--- TEXTO DEL EJERCICIO ---
“Esenciales y olvidados”

“Esenciales y olvidados”

 

Riesgo diario, salarios bajos y derechos vulnerados: así trabajan quienes mantienen las carreteras en Castilla y León.

Castilla y León cuenta con alrededor de 33.400 kilómetros de carreteras entre estatales, autonómicas y provinciales, cuyo mantenimiento corresponde a la Junta de Castilla y León y al Ministerio de Transporte. Estas labores las lleva a cabo el personal de conservación de carreteras, un colectivo profesional que a menudo realiza su trabajo en condiciones precarias e inseguras. La mano de obra de conservación de las carreteras autonómicas de Castilla y León emplea a cientos de trabajadores especializados, mayoritariamente con contratistas privados.

A pesar de ser un servicio esencial para la movilidad y la seguridad vial, estos trabajadores enfrentan condiciones de trabajo que distan mucho de ser dignas. La externalización del servicio y la falta de inversión suficiente han provocado una degradación progresiva de sus condiciones laborales en nuestra Comunidad Autónoma: Presión constante por reducir costes y salarios, contratos inestables, medios de protección que, en muchos casos, no están a la altura del riesgo asumido y plantillas insuficientes.

Cada jornada en carretera implica riesgos reales y graves: tráfico a gran velocidad a escasos metros, trabajos en la propia calzada con riesgo de atropello, cortes de carriles temporales y señalización insuficiente. Además, trabajan a la intemperie, expuestos a temperaturas extremas y condiciones meteorológicas adversas.

Filas de un conjunto de datos:
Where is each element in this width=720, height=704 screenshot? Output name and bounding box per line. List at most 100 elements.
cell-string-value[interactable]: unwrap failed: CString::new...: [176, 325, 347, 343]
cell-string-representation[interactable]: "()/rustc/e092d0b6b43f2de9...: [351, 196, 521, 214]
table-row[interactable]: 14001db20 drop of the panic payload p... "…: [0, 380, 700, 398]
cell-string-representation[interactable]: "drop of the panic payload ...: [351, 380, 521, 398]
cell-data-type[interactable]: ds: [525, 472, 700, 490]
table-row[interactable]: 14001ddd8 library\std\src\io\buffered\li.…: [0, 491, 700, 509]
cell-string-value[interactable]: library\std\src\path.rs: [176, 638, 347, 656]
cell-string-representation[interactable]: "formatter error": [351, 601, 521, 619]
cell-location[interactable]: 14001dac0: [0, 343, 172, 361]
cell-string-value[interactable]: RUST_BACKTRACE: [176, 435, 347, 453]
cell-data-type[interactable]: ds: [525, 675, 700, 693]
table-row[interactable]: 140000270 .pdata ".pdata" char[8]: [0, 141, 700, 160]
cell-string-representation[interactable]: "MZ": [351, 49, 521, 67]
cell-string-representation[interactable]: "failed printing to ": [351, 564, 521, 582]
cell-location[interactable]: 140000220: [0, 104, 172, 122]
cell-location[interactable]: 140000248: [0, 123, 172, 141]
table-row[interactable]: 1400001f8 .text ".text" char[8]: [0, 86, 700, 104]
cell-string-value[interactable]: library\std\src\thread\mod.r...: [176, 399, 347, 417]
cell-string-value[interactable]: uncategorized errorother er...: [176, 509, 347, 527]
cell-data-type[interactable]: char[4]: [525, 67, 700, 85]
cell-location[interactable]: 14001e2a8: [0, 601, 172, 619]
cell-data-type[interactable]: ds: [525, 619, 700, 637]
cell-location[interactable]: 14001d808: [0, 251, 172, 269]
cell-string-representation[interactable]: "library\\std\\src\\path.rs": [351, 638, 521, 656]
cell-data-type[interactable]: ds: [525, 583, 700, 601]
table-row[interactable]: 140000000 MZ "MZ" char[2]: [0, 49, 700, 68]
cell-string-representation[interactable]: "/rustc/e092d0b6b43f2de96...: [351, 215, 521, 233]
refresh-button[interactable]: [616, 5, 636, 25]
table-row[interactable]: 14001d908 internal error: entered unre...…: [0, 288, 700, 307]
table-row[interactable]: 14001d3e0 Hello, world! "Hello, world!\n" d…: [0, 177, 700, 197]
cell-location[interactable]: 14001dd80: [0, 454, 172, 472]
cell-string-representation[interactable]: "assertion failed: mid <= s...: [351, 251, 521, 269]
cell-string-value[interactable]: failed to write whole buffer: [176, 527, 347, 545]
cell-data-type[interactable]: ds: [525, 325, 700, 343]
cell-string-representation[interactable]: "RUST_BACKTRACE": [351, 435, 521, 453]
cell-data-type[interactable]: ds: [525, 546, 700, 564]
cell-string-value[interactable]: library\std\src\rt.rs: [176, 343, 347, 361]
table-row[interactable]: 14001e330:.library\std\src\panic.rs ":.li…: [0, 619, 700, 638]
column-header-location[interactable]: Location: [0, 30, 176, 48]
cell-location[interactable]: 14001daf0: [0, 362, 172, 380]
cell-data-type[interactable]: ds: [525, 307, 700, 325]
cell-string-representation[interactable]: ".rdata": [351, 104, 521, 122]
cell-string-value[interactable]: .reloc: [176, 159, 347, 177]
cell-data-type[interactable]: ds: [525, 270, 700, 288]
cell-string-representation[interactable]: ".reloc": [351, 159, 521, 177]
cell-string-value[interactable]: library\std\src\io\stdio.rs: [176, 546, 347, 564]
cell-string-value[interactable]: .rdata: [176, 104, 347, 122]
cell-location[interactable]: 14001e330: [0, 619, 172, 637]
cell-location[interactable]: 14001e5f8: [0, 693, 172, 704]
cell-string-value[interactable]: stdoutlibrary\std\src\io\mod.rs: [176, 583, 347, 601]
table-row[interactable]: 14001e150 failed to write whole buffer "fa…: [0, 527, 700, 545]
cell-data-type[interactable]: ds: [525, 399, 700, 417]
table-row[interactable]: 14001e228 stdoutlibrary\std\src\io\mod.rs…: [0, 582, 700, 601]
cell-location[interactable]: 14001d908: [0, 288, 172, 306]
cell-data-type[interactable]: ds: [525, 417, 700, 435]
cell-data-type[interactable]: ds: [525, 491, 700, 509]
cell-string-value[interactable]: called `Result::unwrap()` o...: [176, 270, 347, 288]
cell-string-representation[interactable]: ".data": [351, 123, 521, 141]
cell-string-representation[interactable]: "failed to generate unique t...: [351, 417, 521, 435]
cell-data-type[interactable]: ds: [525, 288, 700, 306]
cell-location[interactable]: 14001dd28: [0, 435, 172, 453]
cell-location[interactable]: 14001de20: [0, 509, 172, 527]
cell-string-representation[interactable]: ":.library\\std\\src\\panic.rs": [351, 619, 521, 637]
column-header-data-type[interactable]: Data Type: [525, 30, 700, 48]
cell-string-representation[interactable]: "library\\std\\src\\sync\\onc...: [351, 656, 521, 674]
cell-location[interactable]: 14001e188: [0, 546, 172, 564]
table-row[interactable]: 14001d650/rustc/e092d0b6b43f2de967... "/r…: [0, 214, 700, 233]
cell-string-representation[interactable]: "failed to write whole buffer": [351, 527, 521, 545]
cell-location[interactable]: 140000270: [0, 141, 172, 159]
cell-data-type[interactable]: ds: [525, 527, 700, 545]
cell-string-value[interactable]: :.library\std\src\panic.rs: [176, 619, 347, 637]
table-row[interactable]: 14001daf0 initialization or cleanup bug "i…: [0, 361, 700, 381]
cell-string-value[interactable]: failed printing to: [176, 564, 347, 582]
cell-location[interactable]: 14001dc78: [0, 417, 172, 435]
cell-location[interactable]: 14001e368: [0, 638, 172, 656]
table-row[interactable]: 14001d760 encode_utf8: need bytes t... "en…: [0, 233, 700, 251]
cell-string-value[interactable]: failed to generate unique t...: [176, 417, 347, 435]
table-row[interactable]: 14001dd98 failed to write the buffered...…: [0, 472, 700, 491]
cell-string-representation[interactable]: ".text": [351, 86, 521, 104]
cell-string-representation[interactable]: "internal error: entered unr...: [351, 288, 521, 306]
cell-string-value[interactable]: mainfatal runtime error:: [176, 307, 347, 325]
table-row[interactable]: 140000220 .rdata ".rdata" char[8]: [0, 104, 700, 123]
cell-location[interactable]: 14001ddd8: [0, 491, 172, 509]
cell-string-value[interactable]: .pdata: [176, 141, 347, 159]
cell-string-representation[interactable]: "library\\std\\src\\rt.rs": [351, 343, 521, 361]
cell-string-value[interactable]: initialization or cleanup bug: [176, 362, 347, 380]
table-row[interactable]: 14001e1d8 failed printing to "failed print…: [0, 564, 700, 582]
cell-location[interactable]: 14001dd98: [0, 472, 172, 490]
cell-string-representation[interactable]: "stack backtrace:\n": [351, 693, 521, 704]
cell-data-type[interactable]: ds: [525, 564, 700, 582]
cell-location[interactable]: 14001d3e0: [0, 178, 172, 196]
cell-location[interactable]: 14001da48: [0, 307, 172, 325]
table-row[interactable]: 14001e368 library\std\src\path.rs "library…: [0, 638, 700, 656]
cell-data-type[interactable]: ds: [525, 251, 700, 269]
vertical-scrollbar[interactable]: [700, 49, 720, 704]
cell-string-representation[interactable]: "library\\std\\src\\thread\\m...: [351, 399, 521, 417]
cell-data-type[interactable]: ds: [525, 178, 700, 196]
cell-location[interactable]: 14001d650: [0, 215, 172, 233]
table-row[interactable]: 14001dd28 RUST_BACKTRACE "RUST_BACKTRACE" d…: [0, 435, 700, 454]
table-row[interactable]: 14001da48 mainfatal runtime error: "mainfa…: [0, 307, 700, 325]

--- TAREA PROPUESTA 1 ---
Responde estas preguntas con la información del texto sobre el personal de conservación de carreteras:
(a) ¿Cuántos kilómetros de carreteras tiene aproximadamente Castilla y León?
(b) ¿A qué dos administraciones corresponde su mantenimiento?
(c) ¿A qué están expuestos estos trabajadores por trabajar a la intemperie?
--- TAREA PROPUESTA 2 ---
Escribe la continuación del texto sobre el personal de conservación de carreteras a partir de su última frase.

--- RESPUESTA AL EJERCICIO 1 ---
(a) Alrededor de 33.400 kilómetros.
(b) A la Junta de Castilla y León y al Ministerio de Transporte.
(c) A temperaturas extremas y condiciones meteorológicas adversas.

--- RESPUESTA AL EJERCICIO 2 ---
Otros riesgos habituales incluyen la utilización de maquinaria que, por sí misma, puede generar accidentes de circulación o atropellos, todo ello bajo protocolos de seguridad que muchas veces quedan por debajo de lo necesario. No se trata de un peligro hipotético, sino real y recurrente, como demostrar los accidentes —algunos mortales— que año tras año se cobran víctimas entre quienes solo estaban cumpliendo con su trabajo. La contradicción es evidente: se les exige garantizar la seguridad de todos, pero no siempre se garantiza la suya.

¿Es este el trato que merece un servicio declarado esencial? Porque sí, la conservación de carreteras es un servicio esencial. Sin ella no hay movilidad segura, no hay transporte de mercancías, no hay acceso rápido a hospitales, ni respuesta eficaz ante emergencias.

Cuando ocurre un temporal, un accidente grave o un incendio, son estos trabajadores quienes actúan primero, limpiando, señalizando, reparando y restableciendo la circulación, muchas veces poniendo su propia integridad en juego. Resulta preocupante que, mientras se endurecen las sanciones a los conductores por comportamientos peligrosos, no se refuercen con la misma contundencia las medidas de protección para quienes trabajan en la vía.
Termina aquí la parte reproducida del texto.